Quote every line of the material beneath this one.

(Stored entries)

+-------+

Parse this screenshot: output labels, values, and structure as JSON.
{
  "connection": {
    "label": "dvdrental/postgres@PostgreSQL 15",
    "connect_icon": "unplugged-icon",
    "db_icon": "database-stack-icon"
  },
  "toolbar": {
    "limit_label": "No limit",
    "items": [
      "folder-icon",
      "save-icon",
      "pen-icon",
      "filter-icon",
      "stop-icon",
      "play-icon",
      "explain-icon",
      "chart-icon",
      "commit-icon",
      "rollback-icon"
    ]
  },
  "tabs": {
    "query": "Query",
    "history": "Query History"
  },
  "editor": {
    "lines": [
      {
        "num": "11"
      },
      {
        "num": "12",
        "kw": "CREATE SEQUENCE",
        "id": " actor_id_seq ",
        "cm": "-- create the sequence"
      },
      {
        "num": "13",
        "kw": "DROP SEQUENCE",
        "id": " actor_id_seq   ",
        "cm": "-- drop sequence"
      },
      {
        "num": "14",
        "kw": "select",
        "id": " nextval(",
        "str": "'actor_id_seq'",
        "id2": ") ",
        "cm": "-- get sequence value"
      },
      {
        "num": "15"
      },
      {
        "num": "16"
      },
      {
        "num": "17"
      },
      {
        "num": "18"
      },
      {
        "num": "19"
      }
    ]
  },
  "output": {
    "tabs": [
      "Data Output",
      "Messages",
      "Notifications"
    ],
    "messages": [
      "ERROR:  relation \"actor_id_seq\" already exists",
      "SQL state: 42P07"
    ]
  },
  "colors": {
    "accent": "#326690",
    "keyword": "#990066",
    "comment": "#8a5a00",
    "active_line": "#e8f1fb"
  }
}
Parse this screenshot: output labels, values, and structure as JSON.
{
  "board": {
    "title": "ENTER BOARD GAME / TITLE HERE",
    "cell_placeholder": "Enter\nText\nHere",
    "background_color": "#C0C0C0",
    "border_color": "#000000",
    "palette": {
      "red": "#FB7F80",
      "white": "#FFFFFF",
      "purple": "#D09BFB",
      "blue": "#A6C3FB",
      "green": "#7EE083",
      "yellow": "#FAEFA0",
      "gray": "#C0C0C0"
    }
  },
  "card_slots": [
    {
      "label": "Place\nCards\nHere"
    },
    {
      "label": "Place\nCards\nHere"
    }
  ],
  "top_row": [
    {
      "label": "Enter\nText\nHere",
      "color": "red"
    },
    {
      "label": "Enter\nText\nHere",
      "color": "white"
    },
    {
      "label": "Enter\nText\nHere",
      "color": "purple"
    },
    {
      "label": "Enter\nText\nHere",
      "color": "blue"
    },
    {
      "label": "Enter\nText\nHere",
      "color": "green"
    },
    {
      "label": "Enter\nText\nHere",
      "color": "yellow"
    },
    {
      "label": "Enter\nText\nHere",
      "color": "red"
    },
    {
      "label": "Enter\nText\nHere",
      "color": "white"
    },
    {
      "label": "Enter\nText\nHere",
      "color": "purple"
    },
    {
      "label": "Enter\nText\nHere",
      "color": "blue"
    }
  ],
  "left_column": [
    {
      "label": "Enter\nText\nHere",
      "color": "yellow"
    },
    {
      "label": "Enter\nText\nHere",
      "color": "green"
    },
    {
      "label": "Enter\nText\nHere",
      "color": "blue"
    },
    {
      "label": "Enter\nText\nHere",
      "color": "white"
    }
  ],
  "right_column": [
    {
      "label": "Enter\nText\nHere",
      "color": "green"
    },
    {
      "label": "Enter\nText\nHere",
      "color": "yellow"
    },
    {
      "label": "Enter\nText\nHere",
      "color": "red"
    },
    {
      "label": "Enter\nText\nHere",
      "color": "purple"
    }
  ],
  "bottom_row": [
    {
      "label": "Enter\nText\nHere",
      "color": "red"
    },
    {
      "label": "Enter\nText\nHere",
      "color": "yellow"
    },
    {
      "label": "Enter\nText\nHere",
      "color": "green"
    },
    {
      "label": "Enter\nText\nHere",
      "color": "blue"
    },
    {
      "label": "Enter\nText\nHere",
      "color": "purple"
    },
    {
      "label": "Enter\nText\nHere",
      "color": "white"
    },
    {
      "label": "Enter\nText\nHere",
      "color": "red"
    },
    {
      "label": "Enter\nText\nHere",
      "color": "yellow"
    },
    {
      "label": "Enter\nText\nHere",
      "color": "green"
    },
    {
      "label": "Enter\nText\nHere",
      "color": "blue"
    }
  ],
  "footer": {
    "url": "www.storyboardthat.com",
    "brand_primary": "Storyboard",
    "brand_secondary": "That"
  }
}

+-------+

Reply to the exercise
Parse this screenshot: output labels, values, and structure as JSON.
{
  "connection": {
    "label": "dvdrental/postgres@PostgreSQL 15",
    "connect_icon": "unplugged-icon",
    "db_icon": "database-stack-icon"
  },
  "toolbar": {
    "limit_label": "No limit",
    "items": [
      "folder-icon",
      "save-icon",
      "pen-icon",
      "filter-icon",
      "stop-icon",
      "play-icon",
      "explain-icon",
      "chart-icon",
      "commit-icon",
      "rollback-icon"
    ]
  },
  "tabs": {
    "query": "Query",
    "history": "Query History"
  },
  "editor": {
    "lines": [
      {
        "num": "11"
      },
      {
        "num": "12",
        "kw": "CREATE SEQUENCE",
        "id": " actor_id_seq ",
        "cm": "-- create the sequence"
      },
      {
        "num": "13",
        "kw": "DROP SEQUENCE",
        "id": " actor_id_seq   ",
        "cm": "-- drop sequence"
      },
      {
        "num": "14",
        "kw": "select",
        "id": " nextval(",
        "str": "'actor_id_seq'",
        "id2": ") ",
        "cm": "-- get sequence value"
      },
      {
        "num": "15"
      },
      {
        "num": "16"
      },
      {
        "num": "17"
      },
      {
        "num": "18"
      },
      {
        "num": "19"
      }
    ]
  },
  "output": {
    "tabs": [
      "Data Output",
      "Messages",
      "Notifications"
    ],
    "messages": [
      "ERROR:  relation \"actor_id_seq\" already exists",
      "SQL state: 42P07"
    ]
  },
  "colors": {
    "accent": "#326690",
    "keyword": "#990066",
    "comment": "#8a5a00",
    "active_line": "#e8f1fb"
  }
}
Parse this screenshot: output labels, values, and structure as JSON.
{
  "board": {
    "title": "ENTER BOARD GAME / TITLE HERE",
    "cell_placeholder": "Enter\nText\nHere",
    "background_color": "#C0C0C0",
    "border_color": "#000000",
    "palette": {
      "red": "#FB7F80",
      "white": "#FFFFFF",
      "purple": "#D09BFB",
      "blue": "#A6C3FB",
      "green": "#7EE083",
      "yellow": "#FAEFA0",
      "gray": "#C0C0C0"
    }
  },
  "card_slots": [
    {
      "label": "Place\nCards\nHere"
    },
    {
      "label": "Place\nCards\nHere"
    }
  ],
  "top_row": [
    {
      "label": "Enter\nText\nHere",
      "color": "red"
    },
    {
      "label": "Enter\nText\nHere",
      "color": "white"
    },
    {
      "label": "Enter\nText\nHere",
      "color": "purple"
    },
    {
      "label": "Enter\nText\nHere",
      "color": "blue"
    },
    {
      "label": "Enter\nText\nHere",
      "color": "green"
    },
    {
      "label": "Enter\nText\nHere",
      "color": "yellow"
    },
    {
      "label": "Enter\nText\nHere",
      "color": "red"
    },
    {
      "label": "Enter\nText\nHere",
      "color": "white"
    },
    {
      "label": "Enter\nText\nHere",
      "color": "purple"
    },
    {
      "label": "Enter\nText\nHere",
      "color": "blue"
    }
  ],
  "left_column": [
    {
      "label": "Enter\nText\nHere",
      "color": "yellow"
    },
    {
      "label": "Enter\nText\nHere",
      "color": "green"
    },
    {
      "label": "Enter\nText\nHere",
      "color": "blue"
    },
    {
      "label": "Enter\nText\nHere",
      "color": "white"
    }
  ],
  "right_column": [
    {
      "label": "Enter\nText\nHere",
      "color": "green"
    },
    {
      "label": "Enter\nText\nHere",
      "color": "yellow"
    },
    {
      "label": "Enter\nText\nHere",
      "color": "red"
    },
    {
      "label": "Enter\nText\nHere",
      "color": "purple"
    }
  ],
  "bottom_row": [
    {
      "label": "Enter\nText\nHere",
      "color": "red"
    },
    {
      "label": "Enter\nText\nHere",
      "color": "yellow"
    },
    {
      "label": "Enter\nText\nHere",
      "color": "green"
    },
    {
      "label": "Enter\nText\nHere",
      "color": "blue"
    },
    {
      "label": "Enter\nText\nHere",
      "color": "purple"
    },
    {
      "label": "Enter\nText\nHere",
      "color": "white"
    },
    {
      "label": "Enter\nText\nHere",
      "color": "red"
    },
    {
      "label": "Enter\nText\nHere",
      "color": "yellow"
    },
    {
      "label": "Enter\nText\nHere",
      "color": "green"
    },
    {
      "label": "Enter\nText\nHere",
      "color": "blue"
    }
  ],
  "footer": {
    "url": "www.storyboardthat.com",
    "brand_primary": "Storyboard",
    "brand_secondary": "That"
  }
}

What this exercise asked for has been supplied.